Acórdão nº 2883/4.8TTLSB.L2-4 de Court of Appeal of Lisbon (Portugal), 15 de Junho de 2016

Magistrado ResponsávelMARIA JO
Data da Resolução15 de Junho de 2016
EmissorCourt of Appeal of Lisbon (Portugal)

Decisão Texto Parcial:

Acordam os Juízes, do Tribunal da Relação de Lisboa.

I-Relatório: 1- AA, 2- BB, 3- CC, 4- DD, 5- EE, 6- FF, 7- GG, 8- HH, 9- II, 10- JJ, 11- LL, 12- MM, 13- NN, 14- OO, 15- PP, 16- QQ, 17- RR, 18- SS, 19- TT, 20- UU, 21- VV, 22- XX, 23- ZZ, e 24- AAA, intentaram a presente acção declarativa de condenação contra Metropolitano de Lisboa, E.P.

, formulando os seguintes pedidos: a.-A fazer terminar de imediato a cessação do pagamento dos complementos de reforma dos autores, retomando o seu pagamento nos termos oportunamente acordados e praticados até Dezembro de 2013; b.-A pagar a cada um dos autores o montante correspondente à soma de todos os complementos de pensões de reforma a partir de Janeiro de 2014 e até ao momento da sentença tenha deixado de pagar a cada um dos autores, nos valores supra indicados, acrescidos de juros de mora desde a data de vencimento de cada um até integral pagamento; c.-A pagar a cada um dos autores, a título de indemnização por danos morais, o montante que vier a ser liquidado e decidido na sentença, igualmente acrescido dos competentes juros de mora desde a data da citação até integral pagamento.

Alegaram como fundamento do pedido a inconstitucionalidade material do art. 75º da Lei do Orçamento de Estado de 2014 que determinou a suspensão do pagamento dos complementos de pensão previstos no AE, por violação o direito à contratação colectiva (art. 56º nº 3CRP), do princípio da protecção da confiança e da segurança jurídica ínsito na ideia de Estado de Direito consagrada no art. 2º, pela ausência de necessidade de adequação e de proporcionalidade de tal medida e por violação do princípio da igualdade (art. 13º da CRP).

A ré contestou por impugnação, concluindo pela absolvição do pedido.

Foi proferido saneador sentença que julgou a acção improcedente e absolveu a R. dos pedidos.

══════════

[Exercício]: Por favor, reproduza do acórdão tudo o que vai de "Alegaram como fundamento" até "absolvição do pedido.". Responda com base apenas no acórdão.

══════════

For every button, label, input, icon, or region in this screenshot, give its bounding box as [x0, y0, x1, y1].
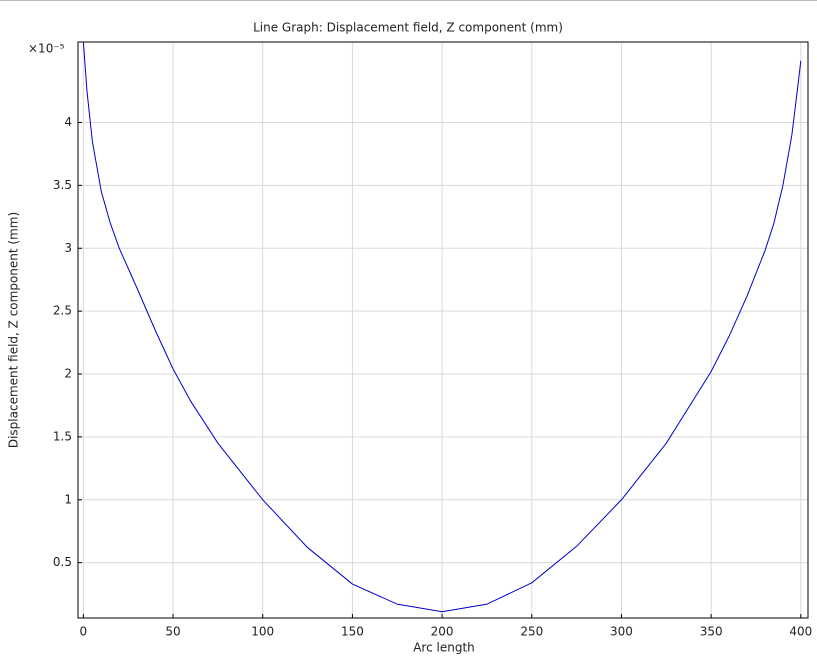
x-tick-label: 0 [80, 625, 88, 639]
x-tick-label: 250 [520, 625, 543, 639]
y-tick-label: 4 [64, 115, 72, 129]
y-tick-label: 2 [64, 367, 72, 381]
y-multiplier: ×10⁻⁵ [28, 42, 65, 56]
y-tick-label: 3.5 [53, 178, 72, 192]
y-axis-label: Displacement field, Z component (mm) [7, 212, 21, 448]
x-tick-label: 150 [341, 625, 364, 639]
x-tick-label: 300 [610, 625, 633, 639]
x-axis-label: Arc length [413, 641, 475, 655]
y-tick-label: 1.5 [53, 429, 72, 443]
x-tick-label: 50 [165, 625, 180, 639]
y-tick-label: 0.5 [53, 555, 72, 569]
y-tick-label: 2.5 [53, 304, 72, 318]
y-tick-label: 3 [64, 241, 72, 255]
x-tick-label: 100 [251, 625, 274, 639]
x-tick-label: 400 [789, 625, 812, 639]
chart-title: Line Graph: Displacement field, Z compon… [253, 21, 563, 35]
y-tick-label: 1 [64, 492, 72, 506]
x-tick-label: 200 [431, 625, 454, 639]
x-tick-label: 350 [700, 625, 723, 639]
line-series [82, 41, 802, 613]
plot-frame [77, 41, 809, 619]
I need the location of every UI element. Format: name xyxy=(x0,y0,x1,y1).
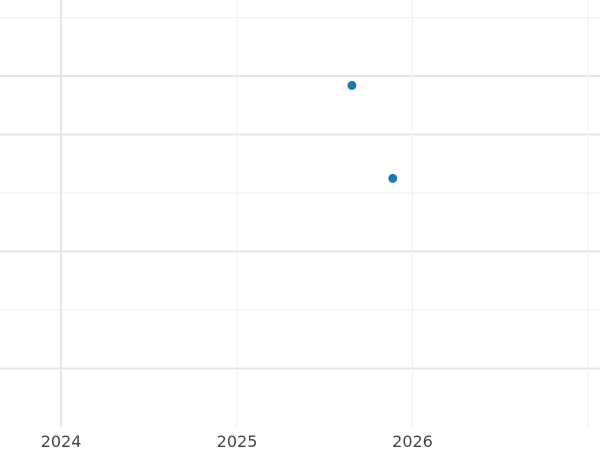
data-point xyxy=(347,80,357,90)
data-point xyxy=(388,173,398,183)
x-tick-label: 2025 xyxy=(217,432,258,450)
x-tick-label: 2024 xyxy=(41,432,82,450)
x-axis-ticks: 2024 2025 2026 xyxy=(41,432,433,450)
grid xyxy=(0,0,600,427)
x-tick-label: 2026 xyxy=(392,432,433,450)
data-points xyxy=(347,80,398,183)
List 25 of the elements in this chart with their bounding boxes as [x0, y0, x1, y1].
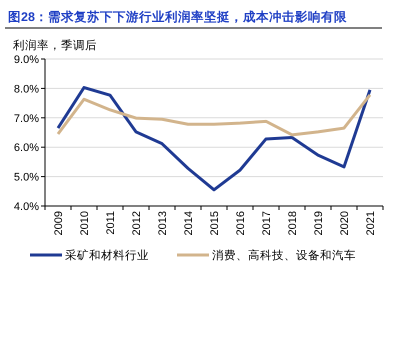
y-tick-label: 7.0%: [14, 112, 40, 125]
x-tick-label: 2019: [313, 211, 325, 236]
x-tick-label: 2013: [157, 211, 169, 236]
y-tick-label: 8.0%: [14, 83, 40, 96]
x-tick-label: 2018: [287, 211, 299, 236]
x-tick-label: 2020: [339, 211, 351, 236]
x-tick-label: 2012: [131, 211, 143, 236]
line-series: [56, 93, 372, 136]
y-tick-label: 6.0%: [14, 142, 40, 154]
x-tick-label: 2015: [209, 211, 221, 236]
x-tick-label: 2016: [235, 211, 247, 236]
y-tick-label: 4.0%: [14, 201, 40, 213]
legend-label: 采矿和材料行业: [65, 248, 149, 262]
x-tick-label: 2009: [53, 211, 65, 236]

══════════

[Resultado da tarefa]:
Alegaram como fundamento do pedido a inconstitucionalidade material do art. 75º da Lei do Orçamento de Estado de 2014 que determinou a suspensão do pagamento dos complementos de pensão previstos no AE, por violação o direito à contratação colectiva (art. 56º nº 3CRP), do princípio da protecção da confiança e da segurança jurídica ínsito na ideia de Estado de Direito consagrada no art. 2º, pela ausência de necessidade de adequação e de proporcionalidade de tal medida e por violação do princípio da igualdade (art. 13º da CRP).

A ré contestou por impugnação, concluindo pela absolvição do pedido.